| EXERCISE INSTRUCTIONS |
Find and copy every line in the records that includes the string "depuración".

| INPUT FOR THIS TASK |
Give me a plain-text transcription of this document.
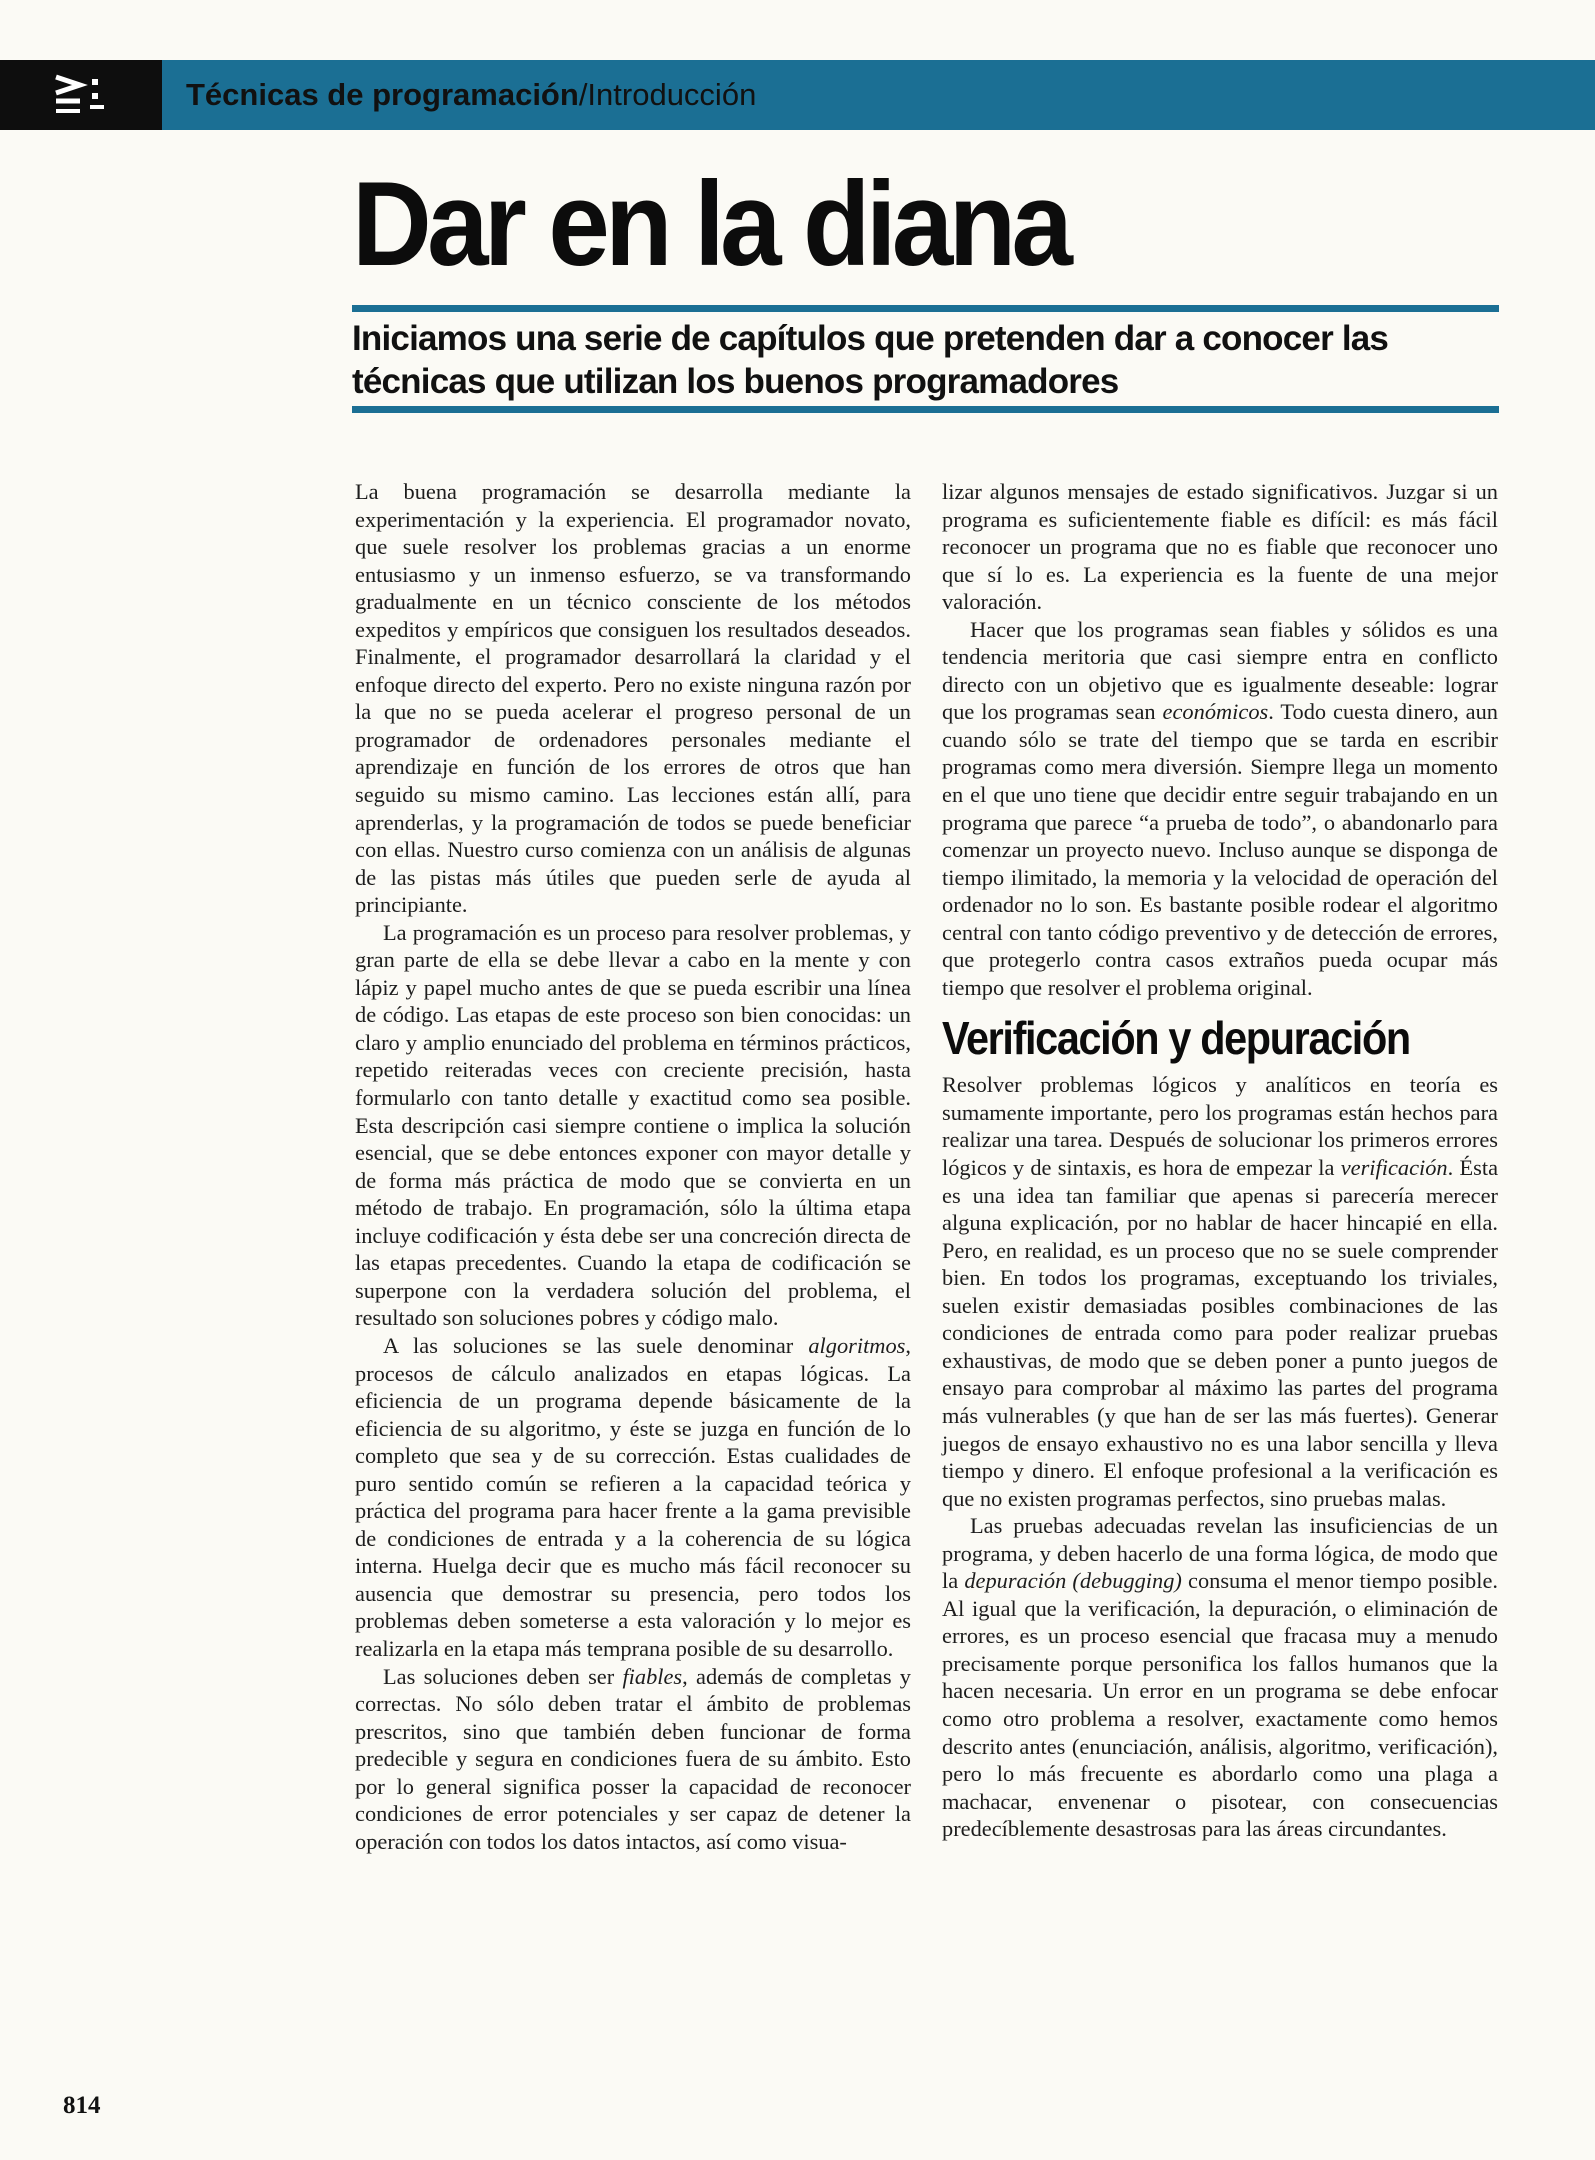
Técnicas de programación/Introducción
Dar en la diana

Iniciamos una serie de capítulos que pretenden dar a conocer las técnicas que utilizan los buenos programadores

La buena programación se desarrolla mediante la experimentación y la experiencia. El programador novato, que suele resolver los problemas gracias a un enorme entusiasmo y un inmenso esfuerzo, se va transformando gradualmente en un técnico consciente de los métodos expeditos y empíricos que consiguen los resultados deseados. Finalmente, el programador desarrollará la claridad y el enfoque directo del experto. Pero no existe ninguna razón por la que no se pueda acelerar el progreso personal de un programador de ordenadores personales mediante el aprendizaje en función de los errores de otros que han seguido su mismo camino. Las lecciones están allí, para aprenderlas, y la programación de todos se puede beneficiar con ellas. Nuestro curso comienza con un análisis de algunas de las pistas más útiles que pueden serle de ayuda al principiante.

La programación es un proceso para resolver problemas, y gran parte de ella se debe llevar a cabo en la mente y con lápiz y papel mucho antes de que se pueda escribir una línea de código. Las etapas de este proceso son bien conocidas: un claro y amplio enunciado del problema en términos prácticos, repetido reiteradas veces con creciente precisión, hasta formularlo con tanto detalle y exactitud como sea posible. Esta descripción casi siempre contiene o implica la solución esencial, que se debe entonces exponer con mayor detalle y de forma más práctica de modo que se convierta en un método de trabajo. En programación, sólo la última etapa incluye codificación y ésta debe ser una concreción directa de las etapas precedentes. Cuando la etapa de codificación se superpone con la verdadera solución del problema, el resultado son soluciones pobres y código malo.

A las soluciones se las suele denominar algoritmos, procesos de cálculo analizados en etapas lógicas. La eficiencia de un programa depende básicamente de la eficiencia de su algoritmo, y éste se juzga en función de lo completo que sea y de su corrección. Estas cualidades de puro sentido común se refieren a la capacidad teórica y práctica del programa para hacer frente a la gama previsible de condiciones de entrada y a la coherencia de su lógica interna. Huelga decir que es mucho más fácil reconocer su ausencia que demostrar su presencia, pero todos los problemas deben someterse a esta valoración y lo mejor es realizarla en la etapa más temprana posible de su desarrollo.

Las soluciones deben ser fiables, además de completas y correctas. No sólo deben tratar el ámbito de problemas prescritos, sino que también deben funcionar de forma predecible y segura en condiciones fuera de su ámbito. Esto por lo general significa posser la capacidad de reconocer condiciones de error potenciales y ser capaz de detener la operación con todos los datos intactos, así como visua-

lizar algunos mensajes de estado significativos. Juzgar si un programa es suficientemente fiable es difícil: es más fácil reconocer un programa que no es fiable que reconocer uno que sí lo es. La experiencia es la fuente de una mejor valoración.

Hacer que los programas sean fiables y sólidos es una tendencia meritoria que casi siempre entra en conflicto directo con un objetivo que es igualmente deseable: lograr que los programas sean económicos. Todo cuesta dinero, aun cuando sólo se trate del tiempo que se tarda en escribir programas como mera diversión. Siempre llega un momento en el que uno tiene que decidir entre seguir trabajando en un programa que parece “a prueba de todo”, o abandonarlo para comenzar un proyecto nuevo. Incluso aunque se disponga de tiempo ilimitado, la memoria y la velocidad de operación del ordenador no lo son. Es bastante posible rodear el algoritmo central con tanto código preventivo y de detección de errores, que protegerlo contra casos extraños pueda ocupar más tiempo que resolver el problema original.

Verificación y depuración

Resolver problemas lógicos y analíticos en teoría es sumamente importante, pero los programas están hechos para realizar una tarea. Después de solucionar los primeros errores lógicos y de sintaxis, es hora de empezar la verificación. Ésta es una idea tan familiar que apenas si parecería merecer alguna explicación, por no hablar de hacer hincapié en ella. Pero, en realidad, es un proceso que no se suele comprender bien. En todos los programas, exceptuando los triviales, suelen existir demasiadas posibles combinaciones de las condiciones de entrada como para poder realizar pruebas exhaustivas, de modo que se deben poner a punto juegos de ensayo para comprobar al máximo las partes del programa más vulnerables (y que han de ser las más fuertes). Generar juegos de ensayo exhaustivo no es una labor sencilla y lleva tiempo y dinero. El enfoque profesional a la verificación es que no existen programas perfectos, sino pruebas malas.

Las pruebas adecuadas revelan las insuficiencias de un programa, y deben hacerlo de una forma lógica, de modo que la depuración (debugging) consuma el menor tiempo posible. Al igual que la verificación, la depuración, o eliminación de errores, es un proceso esencial que fracasa muy a menudo precisamente porque personifica los fallos humanos que la hacen necesaria. Un error en un programa se debe enfocar como otro problema a resolver, exactamente como hemos descrito antes (enunciación, análisis, algoritmo, verificación), pero lo más frecuente es abordarlo como una plaga a machacar, envenenar o pisotear, con consecuencias predecíblemente desastrosas para las áreas circundantes.

814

| RESULT FOR THIS EXERCISE |
Verificación y depuración
Las pruebas adecuadas revelan las insuficiencias de un programa, y deben hacerlo de una forma lógica, de modo que la depuración (debugging) consuma el menor tiempo posible. Al igual que la verificación, la depuración, o eliminación de errores, es un proceso esencial que fracasa muy a menudo precisamente porque personifica los fallos humanos que la hacen necesaria. Un error en un programa se debe enfocar como otro problema a resolver, exactamente como hemos descrito antes (enunciación, análisis, algoritmo, verificación), pero lo más frecuente es abordarlo como una plaga a machacar, envenenar o pisotear, con consecuencias predecíblemente desastrosas para las áreas circundantes.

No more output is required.